The request: With the images removed, repeat the data below exactly.

[Stored data]

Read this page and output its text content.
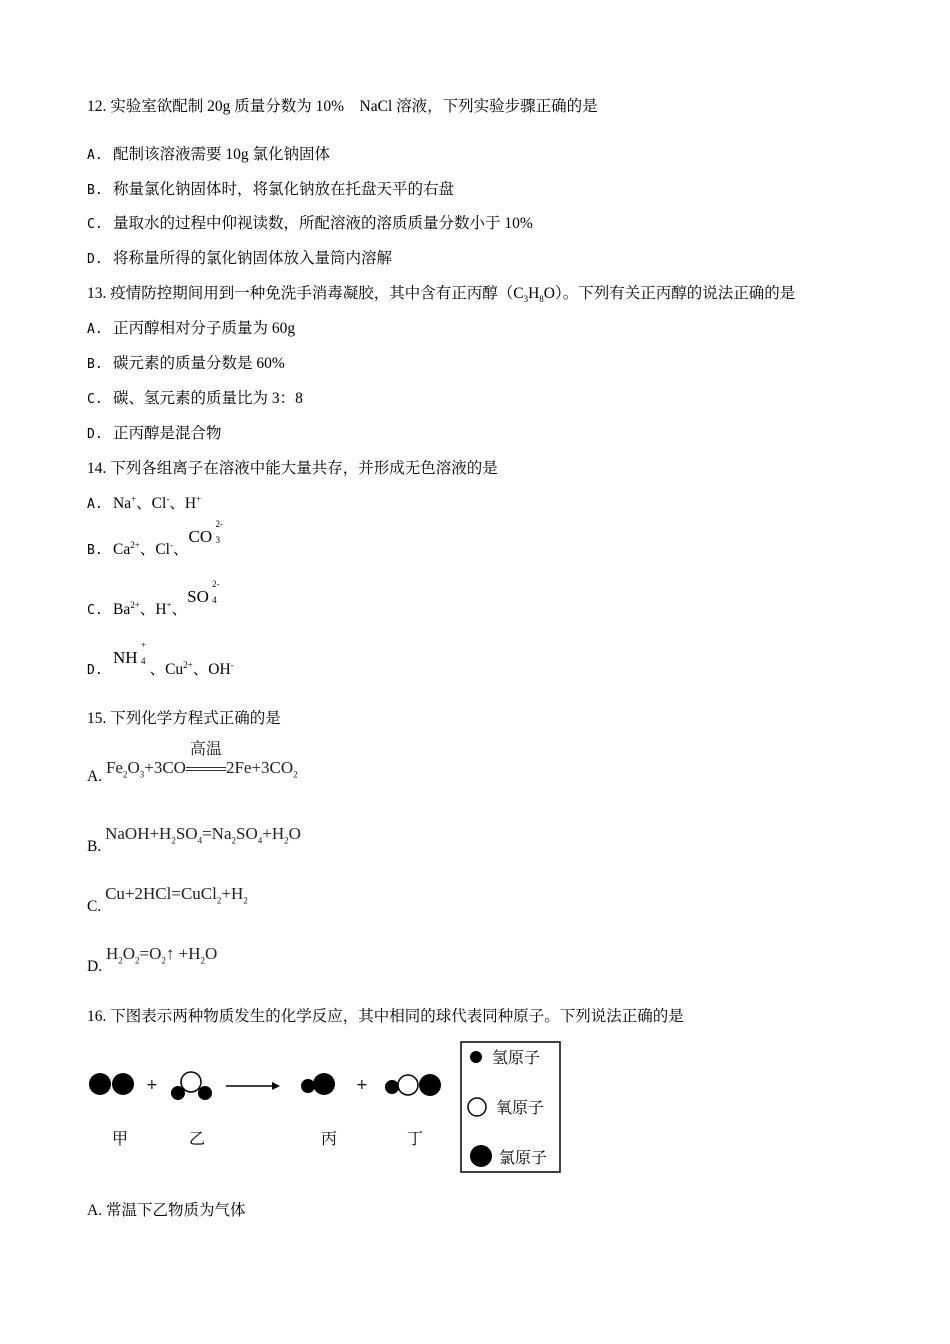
12. 实验室欲配制 20g 质量分数为 10%　NaCl 溶液，下列实验步骤正确的是
A. 配制该溶液需要 10g 氯化钠固体
B. 称量氯化钠固体时，将氯化钠放在托盘天平的右盘
C. 量取水的过程中仰视读数，所配溶液的溶质质量分数小于 10%
D. 将称量所得的氯化钠固体放入量筒内溶解
13. 疫情防控期间用到一种免洗手消毒凝胶，其中含有正丙醇$(C_3H_8O)$。下列有关正丙醇的说法正确的是
A. 正丙醇相对分子质量为 60g
B. 碳元素的质量分数是 60%
C. 碳、氢元素的质量比为 3：8
D. 正丙醇是混合物
14. 下列各组离子在溶液中能大量共存，并形成无色溶液的是
A. Na+、Cl-、H+
B. $Ca^{2+}$、Cl-、CO
2-
3
C. $Ba^{2+}$、H+、SO
2-
4
D.NH
+
4 、$Cu^{2+}$、OH-
15. 下列化学方程式正确的是
A. $Fe_2O_3+3CO$
高温
$2Fe+3CO_2$
B. $NaOH+H_2SO_4=Na_2SO_4+H_2O$
C. $Cu+2HCl=CuCl_2+H_2$
D. $H_2O_2=O_2↑ +H_2O$
16. 下图表示两种物质发生的化学反应，其中相同的球代表同种原子。下列说法正确的是
+	+
甲	乙	丙	丁
氢原子
氧原子
氯原子
A. 常温下乙物质为气体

Result of this exercise:
Read this page and output its text content.
12. 实验室欲配制 20g 质量分数为 10%　NaCl 溶液，下列实验步骤正确的是
A. 配制该溶液需要 10g 氯化钠固体
B. 称量氯化钠固体时，将氯化钠放在托盘天平的右盘
C. 量取水的过程中仰视读数，所配溶液的溶质质量分数小于 10%
D. 将称量所得的氯化钠固体放入量筒内溶解
13. 疫情防控期间用到一种免洗手消毒凝胶，其中含有正丙醇$(C_3H_8O)$。下列有关正丙醇的说法正确的是
A. 正丙醇相对分子质量为 60g
B. 碳元素的质量分数是 60%
C. 碳、氢元素的质量比为 3：8
D. 正丙醇是混合物
14. 下列各组离子在溶液中能大量共存，并形成无色溶液的是
A. Na+、Cl-、H+
B. $Ca^{2+}$、Cl-、CO
2-
3
C. $Ba^{2+}$、H+、SO
2-
4
D.NH
+
4 、$Cu^{2+}$、OH-
15. 下列化学方程式正确的是
A. $Fe_2O_3+3CO$
高温
$2Fe+3CO_2$
B. $NaOH+H_2SO_4=Na_2SO_4+H_2O$
C. $Cu+2HCl=CuCl_2+H_2$
D. $H_2O_2=O_2↑ +H_2O$
16. 下图表示两种物质发生的化学反应，其中相同的球代表同种原子。下列说法正确的是
+	+
甲	乙	丙	丁
氢原子
氧原子
氯原子
A. 常温下乙物质为气体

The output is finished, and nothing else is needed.